§ Goal
Find each line containing the string "this" and return it.

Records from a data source
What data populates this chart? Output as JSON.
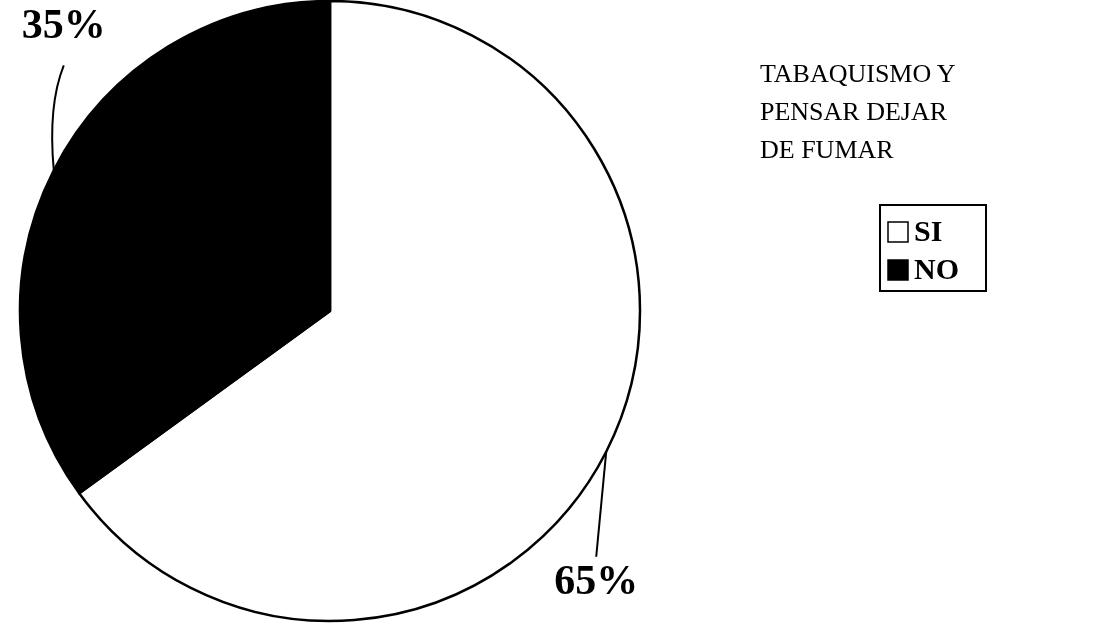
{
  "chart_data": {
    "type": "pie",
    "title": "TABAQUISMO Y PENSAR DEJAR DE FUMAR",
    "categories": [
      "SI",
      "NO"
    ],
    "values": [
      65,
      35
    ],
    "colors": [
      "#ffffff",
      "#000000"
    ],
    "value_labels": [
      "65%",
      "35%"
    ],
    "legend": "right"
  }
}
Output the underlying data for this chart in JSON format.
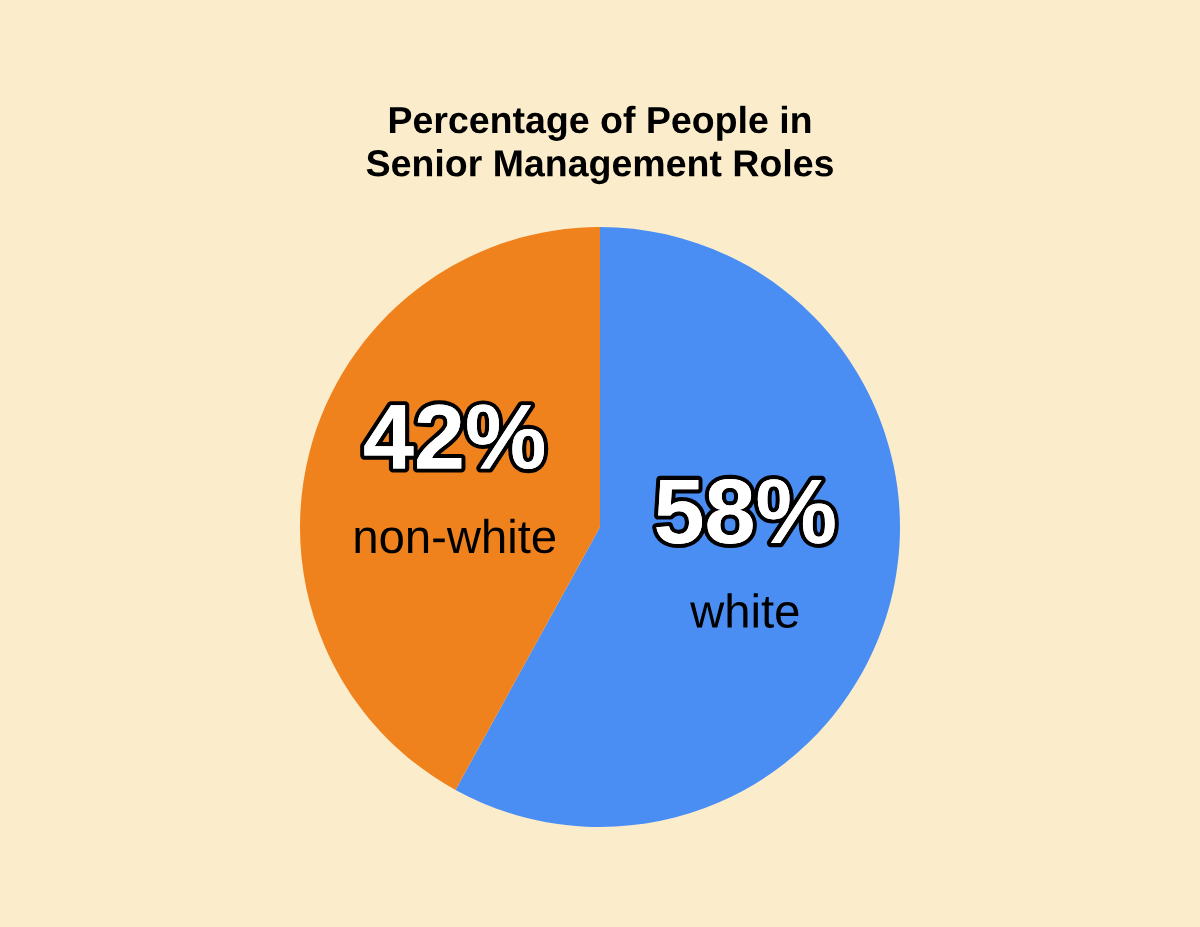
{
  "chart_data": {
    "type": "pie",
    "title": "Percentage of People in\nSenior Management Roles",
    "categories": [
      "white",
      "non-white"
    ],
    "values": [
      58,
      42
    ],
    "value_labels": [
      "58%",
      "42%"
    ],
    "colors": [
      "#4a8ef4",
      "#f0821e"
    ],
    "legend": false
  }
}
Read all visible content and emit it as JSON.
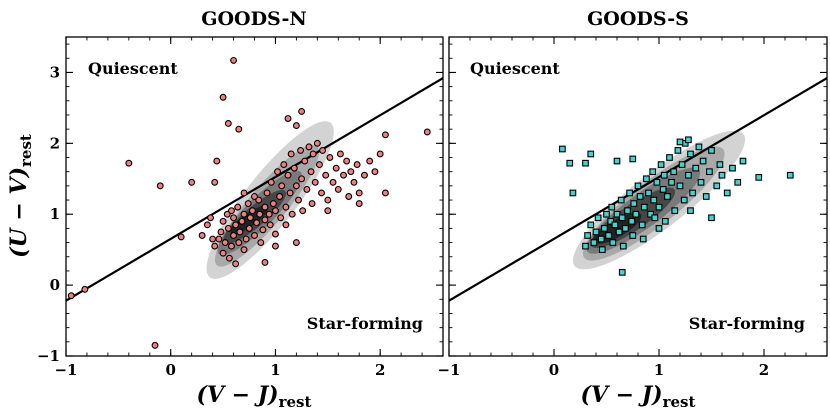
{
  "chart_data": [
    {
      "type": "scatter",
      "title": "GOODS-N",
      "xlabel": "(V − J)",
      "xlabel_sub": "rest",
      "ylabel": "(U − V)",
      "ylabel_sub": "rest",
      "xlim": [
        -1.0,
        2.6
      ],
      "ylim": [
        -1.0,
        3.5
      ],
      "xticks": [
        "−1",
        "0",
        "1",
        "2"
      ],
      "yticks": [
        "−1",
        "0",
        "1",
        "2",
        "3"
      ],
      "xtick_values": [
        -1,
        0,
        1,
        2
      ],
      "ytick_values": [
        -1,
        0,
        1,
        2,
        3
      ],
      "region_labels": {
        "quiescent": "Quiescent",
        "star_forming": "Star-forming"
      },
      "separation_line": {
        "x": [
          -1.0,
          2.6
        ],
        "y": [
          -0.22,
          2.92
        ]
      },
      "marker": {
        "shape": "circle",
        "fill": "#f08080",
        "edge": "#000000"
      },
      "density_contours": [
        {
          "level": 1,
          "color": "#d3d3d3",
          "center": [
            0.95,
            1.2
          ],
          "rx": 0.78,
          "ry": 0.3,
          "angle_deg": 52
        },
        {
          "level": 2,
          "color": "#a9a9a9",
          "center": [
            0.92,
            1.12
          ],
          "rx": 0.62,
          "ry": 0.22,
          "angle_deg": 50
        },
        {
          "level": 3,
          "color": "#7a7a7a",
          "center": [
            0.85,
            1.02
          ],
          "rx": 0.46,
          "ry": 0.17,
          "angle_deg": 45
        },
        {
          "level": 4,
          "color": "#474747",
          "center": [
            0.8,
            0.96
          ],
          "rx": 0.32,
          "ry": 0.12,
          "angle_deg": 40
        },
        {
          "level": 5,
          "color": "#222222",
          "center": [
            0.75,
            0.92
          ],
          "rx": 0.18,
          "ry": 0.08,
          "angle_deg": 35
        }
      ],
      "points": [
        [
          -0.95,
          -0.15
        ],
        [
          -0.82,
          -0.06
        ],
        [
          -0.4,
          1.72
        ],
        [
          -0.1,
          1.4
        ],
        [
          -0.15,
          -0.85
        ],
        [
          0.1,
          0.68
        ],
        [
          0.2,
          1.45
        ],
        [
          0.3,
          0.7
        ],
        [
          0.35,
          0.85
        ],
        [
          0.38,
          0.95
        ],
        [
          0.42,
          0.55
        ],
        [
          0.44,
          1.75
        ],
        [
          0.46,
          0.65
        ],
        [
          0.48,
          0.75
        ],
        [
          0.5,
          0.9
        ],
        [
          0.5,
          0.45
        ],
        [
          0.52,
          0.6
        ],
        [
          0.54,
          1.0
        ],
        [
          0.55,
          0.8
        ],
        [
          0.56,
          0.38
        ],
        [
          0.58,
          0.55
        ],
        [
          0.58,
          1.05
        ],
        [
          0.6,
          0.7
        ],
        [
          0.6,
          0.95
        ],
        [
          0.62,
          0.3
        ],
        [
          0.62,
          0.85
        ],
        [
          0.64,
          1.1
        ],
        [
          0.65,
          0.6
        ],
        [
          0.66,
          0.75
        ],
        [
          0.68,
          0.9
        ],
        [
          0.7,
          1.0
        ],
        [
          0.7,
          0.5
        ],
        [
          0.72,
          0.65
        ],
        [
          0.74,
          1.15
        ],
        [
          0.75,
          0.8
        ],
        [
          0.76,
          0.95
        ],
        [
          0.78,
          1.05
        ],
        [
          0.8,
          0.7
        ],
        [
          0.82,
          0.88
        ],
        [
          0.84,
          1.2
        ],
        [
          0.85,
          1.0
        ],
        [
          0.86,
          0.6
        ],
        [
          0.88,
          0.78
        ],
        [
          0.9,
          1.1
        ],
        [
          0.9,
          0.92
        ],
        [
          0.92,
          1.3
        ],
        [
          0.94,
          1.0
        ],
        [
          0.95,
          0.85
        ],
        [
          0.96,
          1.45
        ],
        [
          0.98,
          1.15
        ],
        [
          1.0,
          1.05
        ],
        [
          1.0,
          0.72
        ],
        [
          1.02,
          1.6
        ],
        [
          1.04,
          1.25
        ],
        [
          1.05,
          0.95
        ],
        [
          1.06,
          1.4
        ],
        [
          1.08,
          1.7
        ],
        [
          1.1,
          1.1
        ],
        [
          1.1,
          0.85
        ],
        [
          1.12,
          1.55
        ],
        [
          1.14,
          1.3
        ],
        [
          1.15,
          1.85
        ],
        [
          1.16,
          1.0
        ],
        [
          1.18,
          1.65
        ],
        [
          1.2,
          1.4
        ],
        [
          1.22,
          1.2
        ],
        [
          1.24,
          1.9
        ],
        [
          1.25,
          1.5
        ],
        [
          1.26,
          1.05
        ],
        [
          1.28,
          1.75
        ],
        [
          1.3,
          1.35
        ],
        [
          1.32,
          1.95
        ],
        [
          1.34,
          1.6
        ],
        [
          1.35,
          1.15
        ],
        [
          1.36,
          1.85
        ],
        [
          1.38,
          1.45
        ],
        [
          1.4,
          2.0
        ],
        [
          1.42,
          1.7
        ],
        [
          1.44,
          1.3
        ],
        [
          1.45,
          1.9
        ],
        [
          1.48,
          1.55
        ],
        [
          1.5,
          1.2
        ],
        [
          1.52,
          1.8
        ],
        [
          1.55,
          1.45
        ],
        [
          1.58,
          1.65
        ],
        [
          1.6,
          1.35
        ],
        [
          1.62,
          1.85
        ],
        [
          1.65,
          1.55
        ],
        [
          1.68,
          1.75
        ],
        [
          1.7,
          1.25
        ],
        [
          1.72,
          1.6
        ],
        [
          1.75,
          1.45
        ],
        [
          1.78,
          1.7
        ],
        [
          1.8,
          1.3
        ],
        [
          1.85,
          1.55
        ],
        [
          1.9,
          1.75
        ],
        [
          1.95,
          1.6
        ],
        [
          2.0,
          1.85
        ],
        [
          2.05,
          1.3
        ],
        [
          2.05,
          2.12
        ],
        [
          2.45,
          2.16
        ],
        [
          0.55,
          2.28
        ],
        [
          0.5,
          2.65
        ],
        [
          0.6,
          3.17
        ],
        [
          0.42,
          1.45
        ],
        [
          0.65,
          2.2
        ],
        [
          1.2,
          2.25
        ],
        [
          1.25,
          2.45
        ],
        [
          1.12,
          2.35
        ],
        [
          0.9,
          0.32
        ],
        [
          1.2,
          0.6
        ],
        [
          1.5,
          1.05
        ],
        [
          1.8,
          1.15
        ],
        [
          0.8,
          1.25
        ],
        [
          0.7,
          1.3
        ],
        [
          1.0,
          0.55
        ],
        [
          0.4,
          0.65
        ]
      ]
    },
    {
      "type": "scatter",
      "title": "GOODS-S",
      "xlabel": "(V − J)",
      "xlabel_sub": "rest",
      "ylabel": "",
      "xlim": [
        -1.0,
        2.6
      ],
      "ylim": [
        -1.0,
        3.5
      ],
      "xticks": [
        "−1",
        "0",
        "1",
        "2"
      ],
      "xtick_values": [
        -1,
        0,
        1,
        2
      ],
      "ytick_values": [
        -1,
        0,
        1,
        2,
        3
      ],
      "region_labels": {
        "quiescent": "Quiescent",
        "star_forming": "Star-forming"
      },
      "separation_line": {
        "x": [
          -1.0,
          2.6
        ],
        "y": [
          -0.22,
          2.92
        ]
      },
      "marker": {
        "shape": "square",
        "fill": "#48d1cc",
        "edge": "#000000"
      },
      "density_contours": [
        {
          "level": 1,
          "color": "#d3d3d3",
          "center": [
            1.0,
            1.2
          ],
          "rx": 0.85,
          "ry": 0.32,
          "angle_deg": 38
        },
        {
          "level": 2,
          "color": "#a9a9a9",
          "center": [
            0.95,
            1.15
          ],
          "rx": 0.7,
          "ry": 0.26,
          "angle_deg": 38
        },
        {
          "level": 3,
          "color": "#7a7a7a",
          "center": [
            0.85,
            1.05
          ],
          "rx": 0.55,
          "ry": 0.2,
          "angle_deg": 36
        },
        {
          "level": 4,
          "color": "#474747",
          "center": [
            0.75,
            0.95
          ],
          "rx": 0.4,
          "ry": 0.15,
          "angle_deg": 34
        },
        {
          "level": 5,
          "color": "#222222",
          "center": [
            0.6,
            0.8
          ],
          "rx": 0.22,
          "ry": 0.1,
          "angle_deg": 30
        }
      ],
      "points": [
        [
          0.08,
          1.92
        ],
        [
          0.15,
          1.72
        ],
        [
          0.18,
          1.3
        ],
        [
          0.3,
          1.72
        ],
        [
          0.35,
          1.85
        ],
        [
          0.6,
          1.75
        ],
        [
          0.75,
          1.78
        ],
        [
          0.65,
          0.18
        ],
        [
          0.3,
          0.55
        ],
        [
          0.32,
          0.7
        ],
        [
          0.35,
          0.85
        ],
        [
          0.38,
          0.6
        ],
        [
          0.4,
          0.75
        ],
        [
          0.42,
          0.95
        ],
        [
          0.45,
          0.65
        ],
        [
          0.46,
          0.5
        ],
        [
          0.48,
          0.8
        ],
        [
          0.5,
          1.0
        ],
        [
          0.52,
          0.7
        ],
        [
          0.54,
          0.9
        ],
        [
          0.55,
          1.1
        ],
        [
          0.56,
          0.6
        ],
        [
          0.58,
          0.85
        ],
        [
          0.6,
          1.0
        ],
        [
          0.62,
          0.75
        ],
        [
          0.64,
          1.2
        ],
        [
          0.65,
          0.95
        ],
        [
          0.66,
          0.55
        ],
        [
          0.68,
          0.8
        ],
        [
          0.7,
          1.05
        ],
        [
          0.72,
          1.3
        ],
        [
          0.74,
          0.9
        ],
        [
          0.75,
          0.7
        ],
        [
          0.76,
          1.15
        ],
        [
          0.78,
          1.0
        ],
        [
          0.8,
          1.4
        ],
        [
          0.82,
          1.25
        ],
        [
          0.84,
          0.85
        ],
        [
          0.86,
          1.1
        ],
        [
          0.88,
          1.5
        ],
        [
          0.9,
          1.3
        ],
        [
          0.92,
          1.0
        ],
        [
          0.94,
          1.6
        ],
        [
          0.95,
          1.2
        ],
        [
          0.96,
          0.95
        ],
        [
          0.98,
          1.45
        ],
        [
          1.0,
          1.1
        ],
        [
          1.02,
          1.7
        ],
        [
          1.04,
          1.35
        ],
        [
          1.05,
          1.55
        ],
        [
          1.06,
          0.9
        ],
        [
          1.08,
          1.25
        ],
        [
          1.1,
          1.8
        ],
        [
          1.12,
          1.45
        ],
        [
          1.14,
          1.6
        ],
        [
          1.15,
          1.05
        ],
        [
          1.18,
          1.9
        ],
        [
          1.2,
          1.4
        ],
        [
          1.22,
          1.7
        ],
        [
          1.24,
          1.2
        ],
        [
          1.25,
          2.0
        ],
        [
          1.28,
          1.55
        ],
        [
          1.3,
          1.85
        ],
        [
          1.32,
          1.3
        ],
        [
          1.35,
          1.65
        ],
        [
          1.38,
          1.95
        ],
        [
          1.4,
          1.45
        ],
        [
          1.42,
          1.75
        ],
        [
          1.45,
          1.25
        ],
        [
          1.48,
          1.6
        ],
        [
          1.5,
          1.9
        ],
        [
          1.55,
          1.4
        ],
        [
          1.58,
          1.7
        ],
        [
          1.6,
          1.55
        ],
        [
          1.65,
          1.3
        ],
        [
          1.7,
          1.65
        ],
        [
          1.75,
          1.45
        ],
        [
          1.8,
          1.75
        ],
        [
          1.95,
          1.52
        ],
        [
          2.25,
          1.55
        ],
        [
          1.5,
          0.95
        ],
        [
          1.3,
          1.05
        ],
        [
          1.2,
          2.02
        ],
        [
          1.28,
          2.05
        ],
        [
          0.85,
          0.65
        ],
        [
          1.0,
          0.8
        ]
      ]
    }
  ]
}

§ Expected answer
What data populates this chart? Output as JSON.
Output the underlying data for this chart in JSON format.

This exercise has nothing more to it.